(Lines of data)
==========

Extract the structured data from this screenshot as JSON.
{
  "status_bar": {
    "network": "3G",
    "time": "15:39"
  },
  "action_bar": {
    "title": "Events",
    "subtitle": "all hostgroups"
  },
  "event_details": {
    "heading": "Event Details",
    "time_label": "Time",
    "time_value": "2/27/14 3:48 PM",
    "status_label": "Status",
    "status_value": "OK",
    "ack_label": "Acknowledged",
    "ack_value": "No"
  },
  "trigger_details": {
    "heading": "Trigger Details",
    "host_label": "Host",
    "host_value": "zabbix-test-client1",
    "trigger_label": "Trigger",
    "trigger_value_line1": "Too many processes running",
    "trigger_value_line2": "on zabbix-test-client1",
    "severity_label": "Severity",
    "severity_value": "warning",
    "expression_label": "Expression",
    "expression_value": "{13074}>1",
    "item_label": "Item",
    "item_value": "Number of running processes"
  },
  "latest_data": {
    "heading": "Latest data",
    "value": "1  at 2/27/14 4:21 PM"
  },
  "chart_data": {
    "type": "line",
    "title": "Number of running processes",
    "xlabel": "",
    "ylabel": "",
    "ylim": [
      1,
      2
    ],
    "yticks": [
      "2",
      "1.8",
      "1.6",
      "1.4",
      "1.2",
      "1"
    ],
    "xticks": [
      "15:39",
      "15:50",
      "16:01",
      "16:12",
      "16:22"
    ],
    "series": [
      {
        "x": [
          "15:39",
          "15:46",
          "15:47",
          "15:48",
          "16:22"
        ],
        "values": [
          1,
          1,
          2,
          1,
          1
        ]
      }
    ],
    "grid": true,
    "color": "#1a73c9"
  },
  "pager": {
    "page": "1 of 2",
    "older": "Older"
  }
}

==========

TASK TO CARRY OUT: Print again each line of the listing above, exactly as it appears.

ANSWER TO THIS EXERCISE:
Extract the structured data from this screenshot as JSON.
{
  "status_bar": {
    "network": "3G",
    "time": "15:39"
  },
  "action_bar": {
    "title": "Events",
    "subtitle": "all hostgroups"
  },
  "event_details": {
    "heading": "Event Details",
    "time_label": "Time",
    "time_value": "2/27/14 3:48 PM",
    "status_label": "Status",
    "status_value": "OK",
    "ack_label": "Acknowledged",
    "ack_value": "No"
  },
  "trigger_details": {
    "heading": "Trigger Details",
    "host_label": "Host",
    "host_value": "zabbix-test-client1",
    "trigger_label": "Trigger",
    "trigger_value_line1": "Too many processes running",
    "trigger_value_line2": "on zabbix-test-client1",
    "severity_label": "Severity",
    "severity_value": "warning",
    "expression_label": "Expression",
    "expression_value": "{13074}>1",
    "item_label": "Item",
    "item_value": "Number of running processes"
  },
  "latest_data": {
    "heading": "Latest data",
    "value": "1  at 2/27/14 4:21 PM"
  },
  "chart_data": {
    "type": "line",
    "title": "Number of running processes",
    "xlabel": "",
    "ylabel": "",
    "ylim": [
      1,
      2
    ],
    "yticks": [
      "2",
      "1.8",
      "1.6",
      "1.4",
      "1.2",
      "1"
    ],
    "xticks": [
      "15:39",
      "15:50",
      "16:01",
      "16:12",
      "16:22"
    ],
    "series": [
      {
        "x": [
          "15:39",
          "15:46",
          "15:47",
          "15:48",
          "16:22"
        ],
        "values": [
          1,
          1,
          2,
          1,
          1
        ]
      }
    ],
    "grid": true,
    "color": "#1a73c9"
  },
  "pager": {
    "page": "1 of 2",
    "older": "Older"
  }
}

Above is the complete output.